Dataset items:
══════
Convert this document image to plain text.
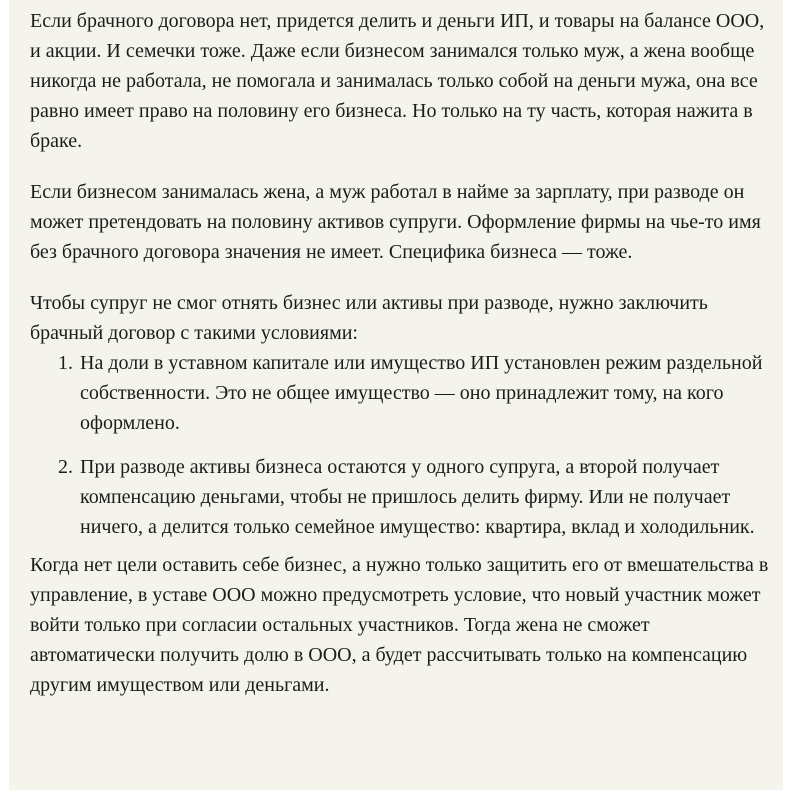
Если брачного договора нет, придется делить и деньги ИП, и товары на балансе ООО, и акции. И семечки тоже. Даже если бизнесом занимался только муж, а жена вообще никогда не работала, не помогала и занималась только собой на деньги мужа, она все равно имеет право на половину его бизнеса. Но только на ту часть, которая нажита в браке.

Если бизнесом занималась жена, а муж работал в найме за зарплату, при разводе он может претендовать на половину активов супруги. Оформление фирмы на чье-то имя без брачного договора значения не имеет. Специфика бизнеса — тоже.

Чтобы супруг не смог отнять бизнес или активы при разводе, нужно заключить брачный договор с такими условиями:

1. На доли в уставном капитале или имущество ИП установлен режим раздельной собственности. Это не общее имущество — оно принадлежит тому, на кого оформлено.
2. При разводе активы бизнеса остаются у одного супруга, а второй получает компенсацию деньгами, чтобы не пришлось делить фирму. Или не получает ничего, а делится только семейное имущество: квартира, вклад и холодильник.

Когда нет цели оставить себе бизнес, а нужно только защитить его от вмешательства в управление, в уставе ООО можно предусмотреть условие, что новый участник может войти только при согласии остальных участников. Тогда жена не сможет автоматически получить долю в ООО, а будет рассчитывать только на компенсацию другим имуществом или деньгами.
══════
Task brief
Can the entries above be repeated exactly, without their pictures?

Solution to the exercise
Convert this document image to plain text.
Если брачного договора нет, придется делить и деньги ИП, и товары на балансе ООО, и акции. И семечки тоже. Даже если бизнесом занимался только муж, а жена вообще никогда не работала, не помогала и занималась только собой на деньги мужа, она все равно имеет право на половину его бизнеса. Но только на ту часть, которая нажита в браке.

Если бизнесом занималась жена, а муж работал в найме за зарплату, при разводе он может претендовать на половину активов супруги. Оформление фирмы на чье-то имя без брачного договора значения не имеет. Специфика бизнеса — тоже.

Чтобы супруг не смог отнять бизнес или активы при разводе, нужно заключить брачный договор с такими условиями:

1. На доли в уставном капитале или имущество ИП установлен режим раздельной собственности. Это не общее имущество — оно принадлежит тому, на кого оформлено.
2. При разводе активы бизнеса остаются у одного супруга, а второй получает компенсацию деньгами, чтобы не пришлось делить фирму. Или не получает ничего, а делится только семейное имущество: квартира, вклад и холодильник.

Когда нет цели оставить себе бизнес, а нужно только защитить его от вмешательства в управление, в уставе ООО можно предусмотреть условие, что новый участник может войти только при согласии остальных участников. Тогда жена не сможет автоматически получить долю в ООО, а будет рассчитывать только на компенсацию другим имуществом или деньгами.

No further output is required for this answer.